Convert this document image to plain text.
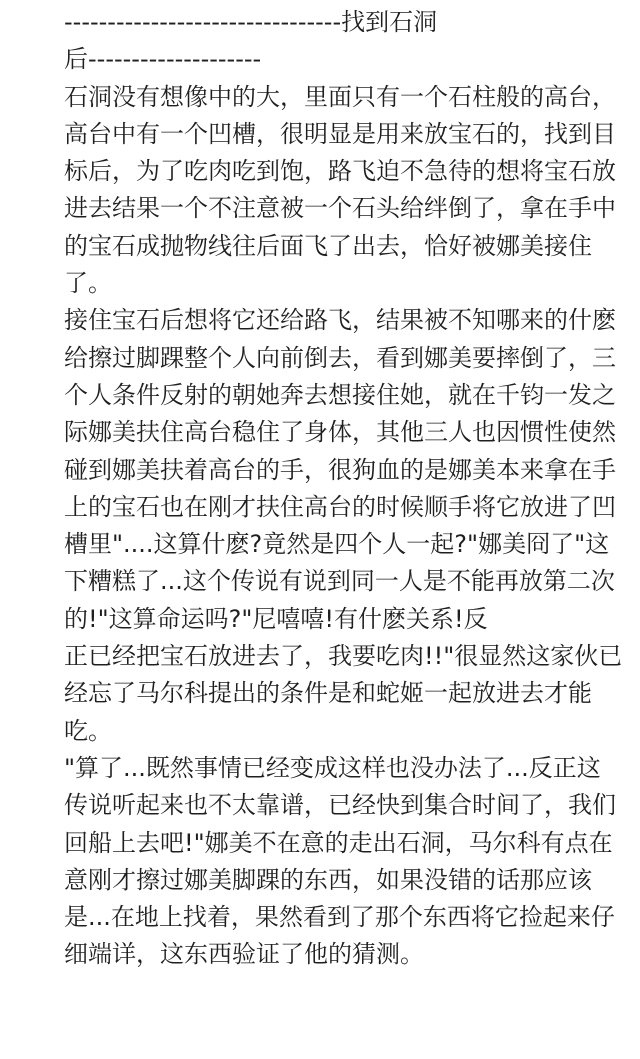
--------------------------------找到石洞
后--------------------
石洞没有想像中的大，里面只有一个石柱般的高台，
高台中有一个凹槽，很明显是用来放宝石的，找到目
标后，为了吃肉吃到饱，路飞迫不急待的想将宝石放
进去结果一个不注意被一个石头给绊倒了，拿在手中
的宝石成抛物线往后面飞了出去，恰好被娜美接住
了。
接住宝石后想将它还给路飞，结果被不知哪来的什麽
给擦过脚踝整个人向前倒去，看到娜美要摔倒了，三
个人条件反射的朝她奔去想接住她，就在千钧一发之
际娜美扶住高台稳住了身体，其他三人也因惯性使然
碰到娜美扶着高台的手，很狗血的是娜美本来拿在手
上的宝石也在刚才扶住高台的时候顺手将它放进了凹
槽里"....这算什麽?竟然是四个人一起?"娜美冏了"这
下糟糕了...这个传说有说到同一人是不能再放第二次
的!"这算命运吗?"尼嘻嘻!有什麽关系!反
正已经把宝石放进去了，我要吃肉!!"很显然这家伙已
经忘了马尔科提出的条件是和蛇姬一起放进去才能
吃。
"算了...既然事情已经变成这样也没办法了...反正这
传说听起来也不太靠谱，已经快到集合时间了，我们
回船上去吧!"娜美不在意的走出石洞，马尔科有点在
意刚才擦过娜美脚踝的东西，如果没错的话那应该
是...在地上找着，果然看到了那个东西将它捡起来仔
细端详，这东西验证了他的猜测。
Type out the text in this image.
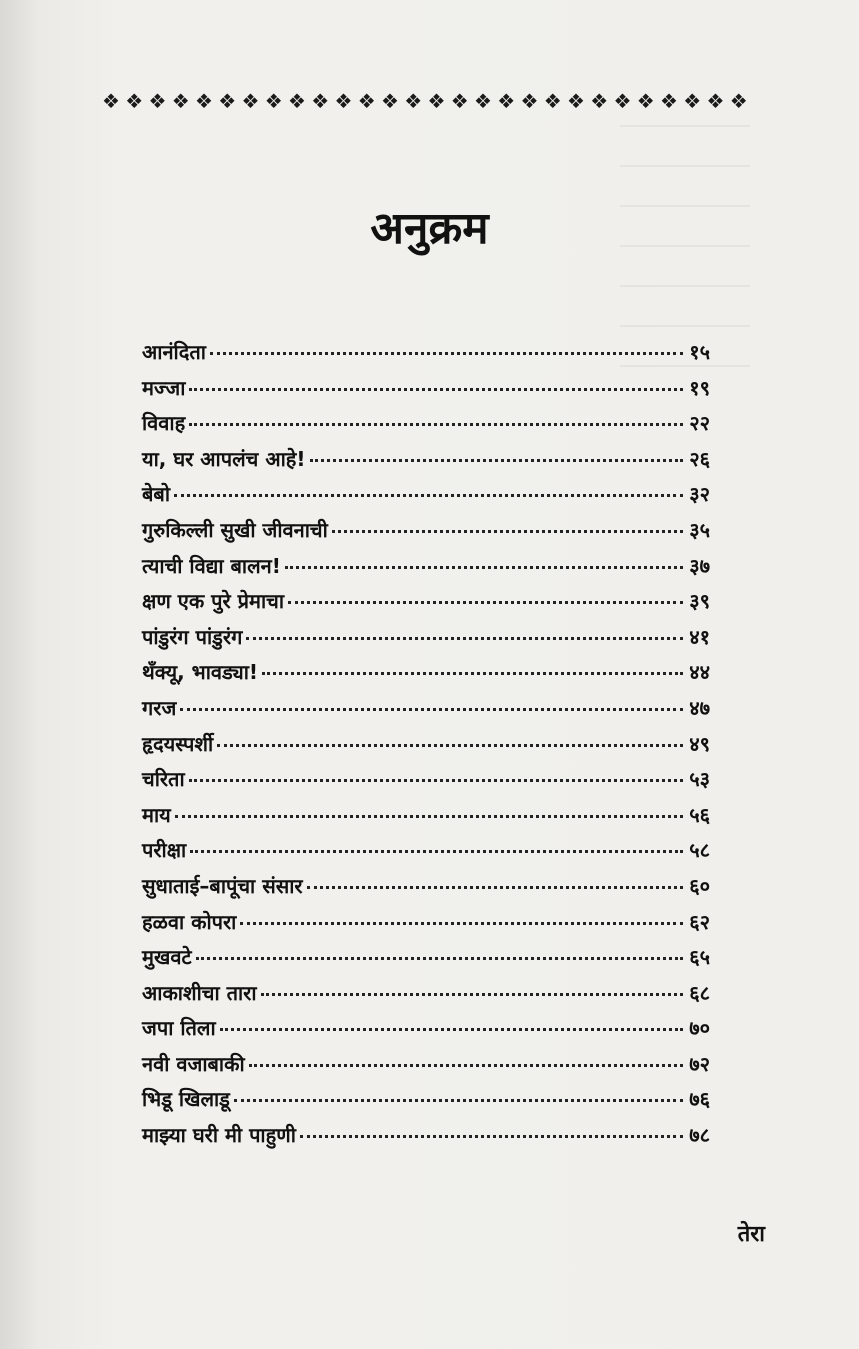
❖ ❖ ❖ ❖ ❖ ❖ ❖ ❖ ❖ ❖ ❖ ❖ ❖ ❖ ❖ ❖ ❖ ❖ ❖ ❖ ❖ ❖ ❖ ❖ ❖ ❖ ❖ ❖
अनुक्रम
आनंदिता	१५
मज्जा	१९
विवाह	२२
या, घर आपलंच आहे!	२६
बेबो	३२
गुरुकिल्ली सुखी जीवनाची	३५
त्याची विद्या बालन!	३७
क्षण एक पुरे प्रेमाचा	३९
पांडुरंग पांडुरंग	४१
थँक्यू, भावड्या!	४४
गरज	४७
हृदयस्पर्शी	४९
चरिता	५३
माय	५६
परीक्षा	५८
सुधाताई–बापूंचा संसार	६०
हळवा कोपरा	६२
मुखवटे	६५
आकाशीचा तारा	६८
जपा तिला	७०
नवी वजाबाकी	७२
भिडू खिलाडू	७६
माझ्या घरी मी पाहुणी	७८
तेरा
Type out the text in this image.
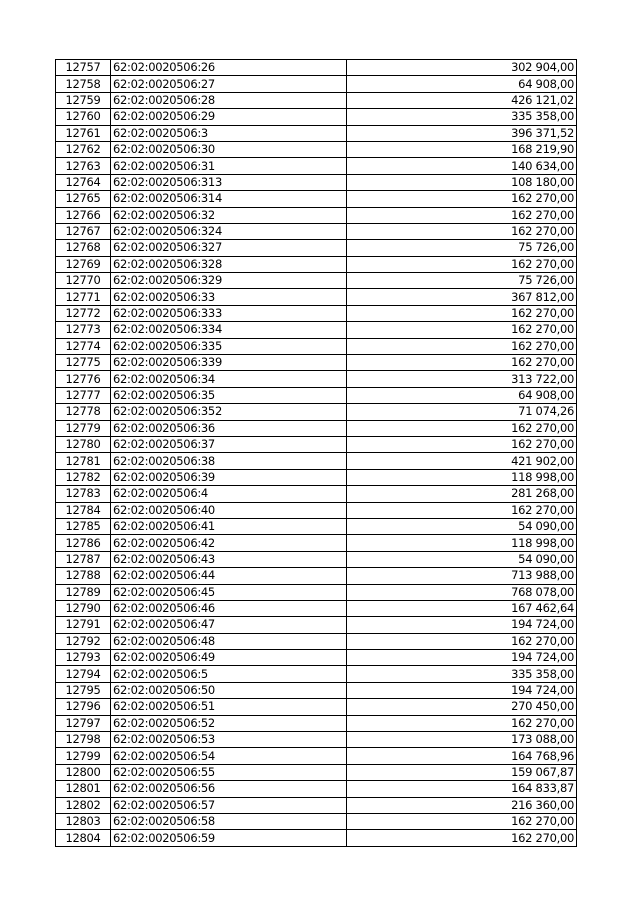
12757	62:02:0020506:26	302 904,00
12758	62:02:0020506:27	64 908,00
12759	62:02:0020506:28	426 121,02
12760	62:02:0020506:29	335 358,00
12761	62:02:0020506:3	396 371,52
12762	62:02:0020506:30	168 219,90
12763	62:02:0020506:31	140 634,00
12764	62:02:0020506:313	108 180,00
12765	62:02:0020506:314	162 270,00
12766	62:02:0020506:32	162 270,00
12767	62:02:0020506:324	162 270,00
12768	62:02:0020506:327	75 726,00
12769	62:02:0020506:328	162 270,00
12770	62:02:0020506:329	75 726,00
12771	62:02:0020506:33	367 812,00
12772	62:02:0020506:333	162 270,00
12773	62:02:0020506:334	162 270,00
12774	62:02:0020506:335	162 270,00
12775	62:02:0020506:339	162 270,00
12776	62:02:0020506:34	313 722,00
12777	62:02:0020506:35	64 908,00
12778	62:02:0020506:352	71 074,26
12779	62:02:0020506:36	162 270,00
12780	62:02:0020506:37	162 270,00
12781	62:02:0020506:38	421 902,00
12782	62:02:0020506:39	118 998,00
12783	62:02:0020506:4	281 268,00
12784	62:02:0020506:40	162 270,00
12785	62:02:0020506:41	54 090,00
12786	62:02:0020506:42	118 998,00
12787	62:02:0020506:43	54 090,00
12788	62:02:0020506:44	713 988,00
12789	62:02:0020506:45	768 078,00
12790	62:02:0020506:46	167 462,64
12791	62:02:0020506:47	194 724,00
12792	62:02:0020506:48	162 270,00
12793	62:02:0020506:49	194 724,00
12794	62:02:0020506:5	335 358,00
12795	62:02:0020506:50	194 724,00
12796	62:02:0020506:51	270 450,00
12797	62:02:0020506:52	162 270,00
12798	62:02:0020506:53	173 088,00
12799	62:02:0020506:54	164 768,96
12800	62:02:0020506:55	159 067,87
12801	62:02:0020506:56	164 833,87
12802	62:02:0020506:57	216 360,00
12803	62:02:0020506:58	162 270,00
12804	62:02:0020506:59	162 270,00
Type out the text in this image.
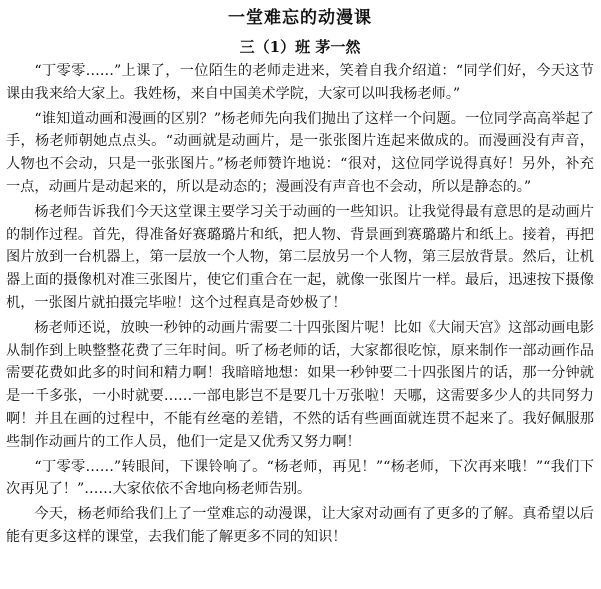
一堂难忘的动漫课
三（1）班 茅一然

“丁零零……”上课了，一位陌生的老师走进来，笑着自我介绍道：“同学们好，今天这节课由我来给大家上。我姓杨，来自中国美术学院，大家可以叫我杨老师。”

“谁知道动画和漫画的区别？”杨老师先向我们抛出了这样一个问题。一位同学高高举起了手，杨老师朝她点点头。“动画就是动画片，是一张张图片连起来做成的。而漫画没有声音，人物也不会动，只是一张张图片。”杨老师赞许地说：“很对，这位同学说得真好！另外，补充一点，动画片是动起来的，所以是动态的；漫画没有声音也不会动，所以是静态的。”

杨老师告诉我们今天这堂课主要学习关于动画的一些知识。让我觉得最有意思的是动画片的制作过程。首先，得准备好赛璐璐片和纸，把人物、背景画到赛璐璐片和纸上。接着，再把图片放到一台机器上，第一层放一个人物，第二层放另一个人物，第三层放背景。然后，让机器上面的摄像机对准三张图片，使它们重合在一起，就像一张图片一样。最后，迅速按下摄像机，一张图片就拍摄完毕啦！这个过程真是奇妙极了！

杨老师还说，放映一秒钟的动画片需要二十四张图片呢！比如《大闹天宫》这部动画电影从制作到上映整整花费了三年时间。听了杨老师的话，大家都很吃惊，原来制作一部动画作品需要花费如此多的时间和精力啊！我暗暗地想：如果一秒钟要二十四张图片的话，那一分钟就是一千多张，一小时就要……一部电影岂不是要几十万张啦！天哪，这需要多少人的共同努力啊！并且在画的过程中，不能有丝毫的差错，不然的话有些画面就连贯不起来了。我好佩服那些制作动画片的工作人员，他们一定是又优秀又努力啊！

“丁零零……”转眼间，下课铃响了。“杨老师，再见！”“杨老师，下次再来哦！”“我们下次再见了！”……大家依依不舍地向杨老师告别。

今天，杨老师给我们上了一堂难忘的动漫课，让大家对动画有了更多的了解。真希望以后能有更多这样的课堂，去我们能了解更多不同的知识！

━━━

#### [Direction]
Copy out every line of the material above exactly, skipping the pictures.

#### [Output]
Convert this document image to plain text.
--------------------------------找到石洞
后--------------------
石洞没有想像中的大，里面只有一个石柱般的高台，
高台中有一个凹槽，很明显是用来放宝石的，找到目
标后，为了吃肉吃到饱，路飞迫不急待的想将宝石放
进去结果一个不注意被一个石头给绊倒了，拿在手中
的宝石成抛物线往后面飞了出去，恰好被娜美接住
了。
接住宝石后想将它还给路飞，结果被不知哪来的什麽
给擦过脚踝整个人向前倒去，看到娜美要摔倒了，三
个人条件反射的朝她奔去想接住她，就在千钧一发之
际娜美扶住高台稳住了身体，其他三人也因惯性使然
碰到娜美扶着高台的手，很狗血的是娜美本来拿在手
上的宝石也在刚才扶住高台的时候顺手将它放进了凹
槽里"....这算什麽?竟然是四个人一起?"娜美冏了"这
下糟糕了...这个传说有说到同一人是不能再放第二次
的!"这算命运吗?"尼嘻嘻!有什麽关系!反
正已经把宝石放进去了，我要吃肉!!"很显然这家伙已
经忘了马尔科提出的条件是和蛇姬一起放进去才能
吃。
"算了...既然事情已经变成这样也没办法了...反正这
传说听起来也不太靠谱，已经快到集合时间了，我们
回船上去吧!"娜美不在意的走出石洞，马尔科有点在
意刚才擦过娜美脚踝的东西，如果没错的话那应该
是...在地上找着，果然看到了那个东西将它捡起来仔
细端详，这东西验证了他的猜测。
Type out the text in this image.
❖ ❖ ❖ ❖ ❖ ❖ ❖ ❖ ❖ ❖ ❖ ❖ ❖ ❖ ❖ ❖ ❖ ❖ ❖ ❖ ❖ ❖ ❖ ❖ ❖ ❖ ❖ ❖
अनुक्रम
आनंदिता	१५
मज्जा	१९
विवाह	२२
या, घर आपलंच आहे!	२६
बेबो	३२
गुरुकिल्ली सुखी जीवनाची	३५
त्याची विद्या बालन!	३७
क्षण एक पुरे प्रेमाचा	३९
पांडुरंग पांडुरंग	४१
थँक्यू, भावड्या!	४४
गरज	४७
हृदयस्पर्शी	४९
चरिता	५३
माय	५६
परीक्षा	५८
सुधाताई–बापूंचा संसार	६०
हळवा कोपरा	६२
मुखवटे	६५
आकाशीचा तारा	६८
जपा तिला	७०
नवी वजाबाकी	७२
भिडू खिलाडू	७६
माझ्या घरी मी पाहुणी	७८
तेरा
Type out the text in this image.
12757	62:02:0020506:26	302 904,00
12758	62:02:0020506:27	64 908,00
12759	62:02:0020506:28	426 121,02
12760	62:02:0020506:29	335 358,00
12761	62:02:0020506:3	396 371,52
12762	62:02:0020506:30	168 219,90
12763	62:02:0020506:31	140 634,00
12764	62:02:0020506:313	108 180,00
12765	62:02:0020506:314	162 270,00
12766	62:02:0020506:32	162 270,00
12767	62:02:0020506:324	162 270,00
12768	62:02:0020506:327	75 726,00
12769	62:02:0020506:328	162 270,00
12770	62:02:0020506:329	75 726,00
12771	62:02:0020506:33	367 812,00
12772	62:02:0020506:333	162 270,00
12773	62:02:0020506:334	162 270,00
12774	62:02:0020506:335	162 270,00
12775	62:02:0020506:339	162 270,00
12776	62:02:0020506:34	313 722,00
12777	62:02:0020506:35	64 908,00
12778	62:02:0020506:352	71 074,26
12779	62:02:0020506:36	162 270,00
12780	62:02:0020506:37	162 270,00
12781	62:02:0020506:38	421 902,00
12782	62:02:0020506:39	118 998,00
12783	62:02:0020506:4	281 268,00
12784	62:02:0020506:40	162 270,00
12785	62:02:0020506:41	54 090,00
12786	62:02:0020506:42	118 998,00
12787	62:02:0020506:43	54 090,00
12788	62:02:0020506:44	713 988,00
12789	62:02:0020506:45	768 078,00
12790	62:02:0020506:46	167 462,64
12791	62:02:0020506:47	194 724,00
12792	62:02:0020506:48	162 270,00
12793	62:02:0020506:49	194 724,00
12794	62:02:0020506:5	335 358,00
12795	62:02:0020506:50	194 724,00
12796	62:02:0020506:51	270 450,00
12797	62:02:0020506:52	162 270,00
12798	62:02:0020506:53	173 088,00
12799	62:02:0020506:54	164 768,96
12800	62:02:0020506:55	159 067,87
12801	62:02:0020506:56	164 833,87
12802	62:02:0020506:57	216 360,00
12803	62:02:0020506:58	162 270,00
12804	62:02:0020506:59	162 270,00
Type out the text in this image.
一堂难忘的动漫课
三（1）班 茅一然

“丁零零……”上课了，一位陌生的老师走进来，笑着自我介绍道：“同学们好，今天这节课由我来给大家上。我姓杨，来自中国美术学院，大家可以叫我杨老师。”

“谁知道动画和漫画的区别？”杨老师先向我们抛出了这样一个问题。一位同学高高举起了手，杨老师朝她点点头。“动画就是动画片，是一张张图片连起来做成的。而漫画没有声音，人物也不会动，只是一张张图片。”杨老师赞许地说：“很对，这位同学说得真好！另外，补充一点，动画片是动起来的，所以是动态的；漫画没有声音也不会动，所以是静态的。”

杨老师告诉我们今天这堂课主要学习关于动画的一些知识。让我觉得最有意思的是动画片的制作过程。首先，得准备好赛璐璐片和纸，把人物、背景画到赛璐璐片和纸上。接着，再把图片放到一台机器上，第一层放一个人物，第二层放另一个人物，第三层放背景。然后，让机器上面的摄像机对准三张图片，使它们重合在一起，就像一张图片一样。最后，迅速按下摄像机，一张图片就拍摄完毕啦！这个过程真是奇妙极了！

杨老师还说，放映一秒钟的动画片需要二十四张图片呢！比如《大闹天宫》这部动画电影从制作到上映整整花费了三年时间。听了杨老师的话，大家都很吃惊，原来制作一部动画作品需要花费如此多的时间和精力啊！我暗暗地想：如果一秒钟要二十四张图片的话，那一分钟就是一千多张，一小时就要……一部电影岂不是要几十万张啦！天哪，这需要多少人的共同努力啊！并且在画的过程中，不能有丝毫的差错，不然的话有些画面就连贯不起来了。我好佩服那些制作动画片的工作人员，他们一定是又优秀又努力啊！

“丁零零……”转眼间，下课铃响了。“杨老师，再见！”“杨老师，下次再来哦！”“我们下次再见了！”……大家依依不舍地向杨老师告别。

今天，杨老师给我们上了一堂难忘的动漫课，让大家对动画有了更多的了解。真希望以后能有更多这样的课堂，去我们能了解更多不同的知识！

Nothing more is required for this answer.